* [Requirement]: Exact repetition of every entry is required.

[Extracted entries — start]

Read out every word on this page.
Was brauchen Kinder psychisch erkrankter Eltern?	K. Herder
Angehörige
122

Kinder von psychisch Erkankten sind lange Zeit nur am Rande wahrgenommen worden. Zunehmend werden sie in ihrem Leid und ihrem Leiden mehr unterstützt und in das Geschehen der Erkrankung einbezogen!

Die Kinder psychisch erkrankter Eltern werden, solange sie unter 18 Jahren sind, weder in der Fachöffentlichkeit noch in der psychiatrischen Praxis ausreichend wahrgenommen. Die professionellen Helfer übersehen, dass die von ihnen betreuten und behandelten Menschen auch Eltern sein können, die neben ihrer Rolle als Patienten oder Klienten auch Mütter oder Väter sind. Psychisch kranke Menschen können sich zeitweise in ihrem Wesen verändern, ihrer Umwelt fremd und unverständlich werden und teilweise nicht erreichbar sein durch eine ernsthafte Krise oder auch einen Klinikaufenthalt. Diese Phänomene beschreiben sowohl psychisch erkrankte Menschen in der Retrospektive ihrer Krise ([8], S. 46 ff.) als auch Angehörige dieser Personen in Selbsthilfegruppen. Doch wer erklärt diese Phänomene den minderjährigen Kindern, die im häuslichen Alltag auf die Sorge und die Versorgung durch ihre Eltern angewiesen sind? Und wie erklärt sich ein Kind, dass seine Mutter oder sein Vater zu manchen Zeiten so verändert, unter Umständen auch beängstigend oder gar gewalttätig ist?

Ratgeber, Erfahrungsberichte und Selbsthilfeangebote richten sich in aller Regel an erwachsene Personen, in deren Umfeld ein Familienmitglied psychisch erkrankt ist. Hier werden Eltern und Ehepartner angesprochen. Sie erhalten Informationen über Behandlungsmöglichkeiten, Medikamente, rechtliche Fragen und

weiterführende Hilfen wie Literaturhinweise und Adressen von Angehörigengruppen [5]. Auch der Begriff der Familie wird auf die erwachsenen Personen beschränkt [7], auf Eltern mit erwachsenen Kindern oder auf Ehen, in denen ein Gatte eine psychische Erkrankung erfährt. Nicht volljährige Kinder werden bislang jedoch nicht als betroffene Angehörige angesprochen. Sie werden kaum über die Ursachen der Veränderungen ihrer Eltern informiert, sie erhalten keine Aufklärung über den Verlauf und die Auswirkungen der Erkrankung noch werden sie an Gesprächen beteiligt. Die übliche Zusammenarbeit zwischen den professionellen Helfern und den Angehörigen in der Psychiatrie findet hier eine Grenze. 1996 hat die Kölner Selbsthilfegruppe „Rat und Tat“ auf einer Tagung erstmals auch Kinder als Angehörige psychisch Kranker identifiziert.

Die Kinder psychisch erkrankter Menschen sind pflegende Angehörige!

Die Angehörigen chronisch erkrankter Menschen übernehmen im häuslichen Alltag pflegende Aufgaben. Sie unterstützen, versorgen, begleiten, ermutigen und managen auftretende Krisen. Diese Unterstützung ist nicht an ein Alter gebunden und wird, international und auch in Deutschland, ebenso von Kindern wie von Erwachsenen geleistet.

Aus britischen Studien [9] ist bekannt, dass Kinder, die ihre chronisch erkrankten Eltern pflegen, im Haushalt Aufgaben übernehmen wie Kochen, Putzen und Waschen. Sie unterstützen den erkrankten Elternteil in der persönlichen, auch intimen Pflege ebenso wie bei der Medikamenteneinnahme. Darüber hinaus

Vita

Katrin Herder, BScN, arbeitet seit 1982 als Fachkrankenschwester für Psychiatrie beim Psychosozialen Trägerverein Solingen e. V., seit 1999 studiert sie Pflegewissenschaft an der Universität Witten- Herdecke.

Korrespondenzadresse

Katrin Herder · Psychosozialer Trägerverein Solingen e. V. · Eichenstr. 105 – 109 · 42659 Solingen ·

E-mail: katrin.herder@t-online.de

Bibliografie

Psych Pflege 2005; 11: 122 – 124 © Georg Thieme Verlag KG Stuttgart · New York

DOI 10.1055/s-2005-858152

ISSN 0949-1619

[Extracted entries — finish]

* [Answer for the task]:
Read out every word on this page.
Was brauchen Kinder psychisch erkrankter Eltern?	K. Herder
Angehörige
122

Kinder von psychisch Erkankten sind lange Zeit nur am Rande wahrgenommen worden. Zunehmend werden sie in ihrem Leid und ihrem Leiden mehr unterstützt und in das Geschehen der Erkrankung einbezogen!

Die Kinder psychisch erkrankter Eltern werden, solange sie unter 18 Jahren sind, weder in der Fachöffentlichkeit noch in der psychiatrischen Praxis ausreichend wahrgenommen. Die professionellen Helfer übersehen, dass die von ihnen betreuten und behandelten Menschen auch Eltern sein können, die neben ihrer Rolle als Patienten oder Klienten auch Mütter oder Väter sind. Psychisch kranke Menschen können sich zeitweise in ihrem Wesen verändern, ihrer Umwelt fremd und unverständlich werden und teilweise nicht erreichbar sein durch eine ernsthafte Krise oder auch einen Klinikaufenthalt. Diese Phänomene beschreiben sowohl psychisch erkrankte Menschen in der Retrospektive ihrer Krise ([8], S. 46 ff.) als auch Angehörige dieser Personen in Selbsthilfegruppen. Doch wer erklärt diese Phänomene den minderjährigen Kindern, die im häuslichen Alltag auf die Sorge und die Versorgung durch ihre Eltern angewiesen sind? Und wie erklärt sich ein Kind, dass seine Mutter oder sein Vater zu manchen Zeiten so verändert, unter Umständen auch beängstigend oder gar gewalttätig ist?

Ratgeber, Erfahrungsberichte und Selbsthilfeangebote richten sich in aller Regel an erwachsene Personen, in deren Umfeld ein Familienmitglied psychisch erkrankt ist. Hier werden Eltern und Ehepartner angesprochen. Sie erhalten Informationen über Behandlungsmöglichkeiten, Medikamente, rechtliche Fragen und

weiterführende Hilfen wie Literaturhinweise und Adressen von Angehörigengruppen [5]. Auch der Begriff der Familie wird auf die erwachsenen Personen beschränkt [7], auf Eltern mit erwachsenen Kindern oder auf Ehen, in denen ein Gatte eine psychische Erkrankung erfährt. Nicht volljährige Kinder werden bislang jedoch nicht als betroffene Angehörige angesprochen. Sie werden kaum über die Ursachen der Veränderungen ihrer Eltern informiert, sie erhalten keine Aufklärung über den Verlauf und die Auswirkungen der Erkrankung noch werden sie an Gesprächen beteiligt. Die übliche Zusammenarbeit zwischen den professionellen Helfern und den Angehörigen in der Psychiatrie findet hier eine Grenze. 1996 hat die Kölner Selbsthilfegruppe „Rat und Tat“ auf einer Tagung erstmals auch Kinder als Angehörige psychisch Kranker identifiziert.

Die Kinder psychisch erkrankter Menschen sind pflegende Angehörige!

Die Angehörigen chronisch erkrankter Menschen übernehmen im häuslichen Alltag pflegende Aufgaben. Sie unterstützen, versorgen, begleiten, ermutigen und managen auftretende Krisen. Diese Unterstützung ist nicht an ein Alter gebunden und wird, international und auch in Deutschland, ebenso von Kindern wie von Erwachsenen geleistet.

Aus britischen Studien [9] ist bekannt, dass Kinder, die ihre chronisch erkrankten Eltern pflegen, im Haushalt Aufgaben übernehmen wie Kochen, Putzen und Waschen. Sie unterstützen den erkrankten Elternteil in der persönlichen, auch intimen Pflege ebenso wie bei der Medikamenteneinnahme. Darüber hinaus

Vita

Katrin Herder, BScN, arbeitet seit 1982 als Fachkrankenschwester für Psychiatrie beim Psychosozialen Trägerverein Solingen e. V., seit 1999 studiert sie Pflegewissenschaft an der Universität Witten- Herdecke.

Korrespondenzadresse

Katrin Herder · Psychosozialer Trägerverein Solingen e. V. · Eichenstr. 105 – 109 · 42659 Solingen ·

E-mail: katrin.herder@t-online.de

Bibliografie

Psych Pflege 2005; 11: 122 – 124 © Georg Thieme Verlag KG Stuttgart · New York

DOI 10.1055/s-2005-858152

ISSN 0949-1619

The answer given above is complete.